**What this task involves**
Write out the listing below again, precisely as it is given.

[Data items]
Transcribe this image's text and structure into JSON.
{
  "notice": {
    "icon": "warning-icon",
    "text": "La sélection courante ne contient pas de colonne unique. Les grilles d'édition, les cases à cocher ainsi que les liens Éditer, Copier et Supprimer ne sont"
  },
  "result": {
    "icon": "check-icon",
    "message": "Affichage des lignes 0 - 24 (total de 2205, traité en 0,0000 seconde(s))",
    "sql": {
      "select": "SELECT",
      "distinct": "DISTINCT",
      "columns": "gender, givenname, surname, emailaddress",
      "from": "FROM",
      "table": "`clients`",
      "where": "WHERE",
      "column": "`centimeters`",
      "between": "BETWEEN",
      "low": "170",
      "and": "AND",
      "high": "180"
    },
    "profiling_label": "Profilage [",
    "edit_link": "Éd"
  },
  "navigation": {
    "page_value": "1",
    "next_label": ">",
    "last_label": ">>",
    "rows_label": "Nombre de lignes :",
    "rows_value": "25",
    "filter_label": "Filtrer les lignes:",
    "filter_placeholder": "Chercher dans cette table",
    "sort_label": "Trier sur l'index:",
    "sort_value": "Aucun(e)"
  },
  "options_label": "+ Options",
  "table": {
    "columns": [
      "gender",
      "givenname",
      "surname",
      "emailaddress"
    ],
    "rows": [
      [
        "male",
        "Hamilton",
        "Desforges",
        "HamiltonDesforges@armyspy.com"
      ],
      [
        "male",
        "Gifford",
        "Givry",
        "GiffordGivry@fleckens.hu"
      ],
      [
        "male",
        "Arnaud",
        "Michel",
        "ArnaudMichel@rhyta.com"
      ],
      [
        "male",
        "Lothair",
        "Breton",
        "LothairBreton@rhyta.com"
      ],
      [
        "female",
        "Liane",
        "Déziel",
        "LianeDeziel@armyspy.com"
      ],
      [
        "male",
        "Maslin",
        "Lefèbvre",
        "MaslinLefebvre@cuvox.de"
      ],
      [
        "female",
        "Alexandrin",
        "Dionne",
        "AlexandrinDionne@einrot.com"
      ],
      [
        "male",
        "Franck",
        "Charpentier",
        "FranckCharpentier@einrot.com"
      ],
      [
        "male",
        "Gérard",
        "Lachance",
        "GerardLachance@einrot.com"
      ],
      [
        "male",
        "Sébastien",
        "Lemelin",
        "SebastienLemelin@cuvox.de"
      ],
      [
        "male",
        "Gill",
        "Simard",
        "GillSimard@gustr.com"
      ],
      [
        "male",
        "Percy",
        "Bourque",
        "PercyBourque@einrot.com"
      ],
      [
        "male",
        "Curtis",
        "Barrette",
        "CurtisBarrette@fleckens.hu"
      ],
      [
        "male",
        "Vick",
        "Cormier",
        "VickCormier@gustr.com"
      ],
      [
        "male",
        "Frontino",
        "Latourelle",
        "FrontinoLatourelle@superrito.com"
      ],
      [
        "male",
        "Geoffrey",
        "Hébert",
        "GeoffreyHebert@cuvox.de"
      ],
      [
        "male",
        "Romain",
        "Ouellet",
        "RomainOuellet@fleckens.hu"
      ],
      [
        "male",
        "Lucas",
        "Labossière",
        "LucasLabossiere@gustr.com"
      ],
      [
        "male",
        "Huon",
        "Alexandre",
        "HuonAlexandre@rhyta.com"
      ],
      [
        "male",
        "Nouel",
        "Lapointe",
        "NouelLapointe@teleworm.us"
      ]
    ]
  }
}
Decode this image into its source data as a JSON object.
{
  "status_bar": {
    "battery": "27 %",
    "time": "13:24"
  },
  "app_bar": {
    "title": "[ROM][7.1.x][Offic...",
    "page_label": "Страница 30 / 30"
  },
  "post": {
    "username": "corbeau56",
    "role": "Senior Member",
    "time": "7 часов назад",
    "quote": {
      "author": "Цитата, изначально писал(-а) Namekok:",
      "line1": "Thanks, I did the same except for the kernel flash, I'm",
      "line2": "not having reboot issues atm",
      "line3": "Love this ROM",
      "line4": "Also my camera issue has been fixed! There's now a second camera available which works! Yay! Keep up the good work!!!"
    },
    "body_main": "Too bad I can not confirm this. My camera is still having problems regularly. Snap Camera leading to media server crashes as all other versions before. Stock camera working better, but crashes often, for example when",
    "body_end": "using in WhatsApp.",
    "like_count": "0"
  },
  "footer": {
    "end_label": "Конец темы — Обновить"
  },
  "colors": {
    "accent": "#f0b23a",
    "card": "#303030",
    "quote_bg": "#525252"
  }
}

**Result**
Transcribe this image's text and structure into JSON.
{
  "notice": {
    "icon": "warning-icon",
    "text": "La sélection courante ne contient pas de colonne unique. Les grilles d'édition, les cases à cocher ainsi que les liens Éditer, Copier et Supprimer ne sont"
  },
  "result": {
    "icon": "check-icon",
    "message": "Affichage des lignes 0 - 24 (total de 2205, traité en 0,0000 seconde(s))",
    "sql": {
      "select": "SELECT",
      "distinct": "DISTINCT",
      "columns": "gender, givenname, surname, emailaddress",
      "from": "FROM",
      "table": "`clients`",
      "where": "WHERE",
      "column": "`centimeters`",
      "between": "BETWEEN",
      "low": "170",
      "and": "AND",
      "high": "180"
    },
    "profiling_label": "Profilage [",
    "edit_link": "Éd"
  },
  "navigation": {
    "page_value": "1",
    "next_label": ">",
    "last_label": ">>",
    "rows_label": "Nombre de lignes :",
    "rows_value": "25",
    "filter_label": "Filtrer les lignes:",
    "filter_placeholder": "Chercher dans cette table",
    "sort_label": "Trier sur l'index:",
    "sort_value": "Aucun(e)"
  },
  "options_label": "+ Options",
  "table": {
    "columns": [
      "gender",
      "givenname",
      "surname",
      "emailaddress"
    ],
    "rows": [
      [
        "male",
        "Hamilton",
        "Desforges",
        "HamiltonDesforges@armyspy.com"
      ],
      [
        "male",
        "Gifford",
        "Givry",
        "GiffordGivry@fleckens.hu"
      ],
      [
        "male",
        "Arnaud",
        "Michel",
        "ArnaudMichel@rhyta.com"
      ],
      [
        "male",
        "Lothair",
        "Breton",
        "LothairBreton@rhyta.com"
      ],
      [
        "female",
        "Liane",
        "Déziel",
        "LianeDeziel@armyspy.com"
      ],
      [
        "male",
        "Maslin",
        "Lefèbvre",
        "MaslinLefebvre@cuvox.de"
      ],
      [
        "female",
        "Alexandrin",
        "Dionne",
        "AlexandrinDionne@einrot.com"
      ],
      [
        "male",
        "Franck",
        "Charpentier",
        "FranckCharpentier@einrot.com"
      ],
      [
        "male",
        "Gérard",
        "Lachance",
        "GerardLachance@einrot.com"
      ],
      [
        "male",
        "Sébastien",
        "Lemelin",
        "SebastienLemelin@cuvox.de"
      ],
      [
        "male",
        "Gill",
        "Simard",
        "GillSimard@gustr.com"
      ],
      [
        "male",
        "Percy",
        "Bourque",
        "PercyBourque@einrot.com"
      ],
      [
        "male",
        "Curtis",
        "Barrette",
        "CurtisBarrette@fleckens.hu"
      ],
      [
        "male",
        "Vick",
        "Cormier",
        "VickCormier@gustr.com"
      ],
      [
        "male",
        "Frontino",
        "Latourelle",
        "FrontinoLatourelle@superrito.com"
      ],
      [
        "male",
        "Geoffrey",
        "Hébert",
        "GeoffreyHebert@cuvox.de"
      ],
      [
        "male",
        "Romain",
        "Ouellet",
        "RomainOuellet@fleckens.hu"
      ],
      [
        "male",
        "Lucas",
        "Labossière",
        "LucasLabossiere@gustr.com"
      ],
      [
        "male",
        "Huon",
        "Alexandre",
        "HuonAlexandre@rhyta.com"
      ],
      [
        "male",
        "Nouel",
        "Lapointe",
        "NouelLapointe@teleworm.us"
      ]
    ]
  }
}
Decode this image into its source data as a JSON object.
{
  "status_bar": {
    "battery": "27 %",
    "time": "13:24"
  },
  "app_bar": {
    "title": "[ROM][7.1.x][Offic...",
    "page_label": "Страница 30 / 30"
  },
  "post": {
    "username": "corbeau56",
    "role": "Senior Member",
    "time": "7 часов назад",
    "quote": {
      "author": "Цитата, изначально писал(-а) Namekok:",
      "line1": "Thanks, I did the same except for the kernel flash, I'm",
      "line2": "not having reboot issues atm",
      "line3": "Love this ROM",
      "line4": "Also my camera issue has been fixed! There's now a second camera available which works! Yay! Keep up the good work!!!"
    },
    "body_main": "Too bad I can not confirm this. My camera is still having problems regularly. Snap Camera leading to media server crashes as all other versions before. Stock camera working better, but crashes often, for example when",
    "body_end": "using in WhatsApp.",
    "like_count": "0"
  },
  "footer": {
    "end_label": "Конец темы — Обновить"
  },
  "colors": {
    "accent": "#f0b23a",
    "card": "#303030",
    "quote_bg": "#525252"
  }
}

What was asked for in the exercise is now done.